■ **EXERCISE INPUT**
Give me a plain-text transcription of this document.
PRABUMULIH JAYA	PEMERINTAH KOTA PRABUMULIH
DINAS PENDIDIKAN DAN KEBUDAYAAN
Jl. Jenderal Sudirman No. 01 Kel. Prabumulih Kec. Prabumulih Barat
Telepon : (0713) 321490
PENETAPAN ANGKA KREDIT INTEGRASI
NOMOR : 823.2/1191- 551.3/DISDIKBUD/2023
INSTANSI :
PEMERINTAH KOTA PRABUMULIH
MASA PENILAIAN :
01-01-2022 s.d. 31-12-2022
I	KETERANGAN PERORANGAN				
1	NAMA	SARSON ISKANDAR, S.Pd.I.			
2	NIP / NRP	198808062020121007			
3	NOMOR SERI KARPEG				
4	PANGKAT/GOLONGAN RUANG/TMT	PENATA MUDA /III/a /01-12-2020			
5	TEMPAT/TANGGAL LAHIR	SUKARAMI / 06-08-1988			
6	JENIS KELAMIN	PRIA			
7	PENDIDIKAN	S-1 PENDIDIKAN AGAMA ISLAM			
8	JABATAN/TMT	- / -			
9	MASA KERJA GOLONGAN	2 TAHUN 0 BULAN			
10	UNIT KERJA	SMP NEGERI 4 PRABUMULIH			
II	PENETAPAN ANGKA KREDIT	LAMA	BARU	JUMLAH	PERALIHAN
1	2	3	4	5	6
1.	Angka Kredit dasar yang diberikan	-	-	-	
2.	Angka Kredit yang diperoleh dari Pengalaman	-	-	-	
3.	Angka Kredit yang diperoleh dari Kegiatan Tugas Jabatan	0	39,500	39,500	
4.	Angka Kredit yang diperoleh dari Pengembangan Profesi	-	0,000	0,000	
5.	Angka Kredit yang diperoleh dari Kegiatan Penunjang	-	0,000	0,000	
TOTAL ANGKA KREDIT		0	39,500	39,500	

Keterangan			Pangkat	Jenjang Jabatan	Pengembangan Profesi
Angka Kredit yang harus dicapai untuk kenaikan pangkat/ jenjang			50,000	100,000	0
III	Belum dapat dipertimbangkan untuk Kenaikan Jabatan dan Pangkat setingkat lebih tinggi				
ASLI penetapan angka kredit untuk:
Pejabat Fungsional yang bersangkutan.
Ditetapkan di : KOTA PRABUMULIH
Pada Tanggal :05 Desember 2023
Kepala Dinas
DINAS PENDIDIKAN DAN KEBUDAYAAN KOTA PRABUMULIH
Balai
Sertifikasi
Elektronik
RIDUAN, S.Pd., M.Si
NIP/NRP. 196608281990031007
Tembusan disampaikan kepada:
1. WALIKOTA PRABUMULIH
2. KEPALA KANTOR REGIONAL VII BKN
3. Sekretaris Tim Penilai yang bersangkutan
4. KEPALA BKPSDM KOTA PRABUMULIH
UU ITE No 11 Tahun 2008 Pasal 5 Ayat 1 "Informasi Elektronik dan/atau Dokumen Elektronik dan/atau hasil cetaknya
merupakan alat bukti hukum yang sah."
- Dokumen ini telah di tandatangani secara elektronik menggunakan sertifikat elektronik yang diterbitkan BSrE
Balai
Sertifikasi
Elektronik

■ **PROBLEM TO WORK ON**
Find every line in the records above that contains the word "Profesi", and copy each one.

■ **CORRECT RESPONSE**
4.	Angka Kredit yang diperoleh dari Pengembangan Profesi	-	0,000	0,000	
Keterangan			Pangkat	Jenjang Jabatan	Pengembangan Profesi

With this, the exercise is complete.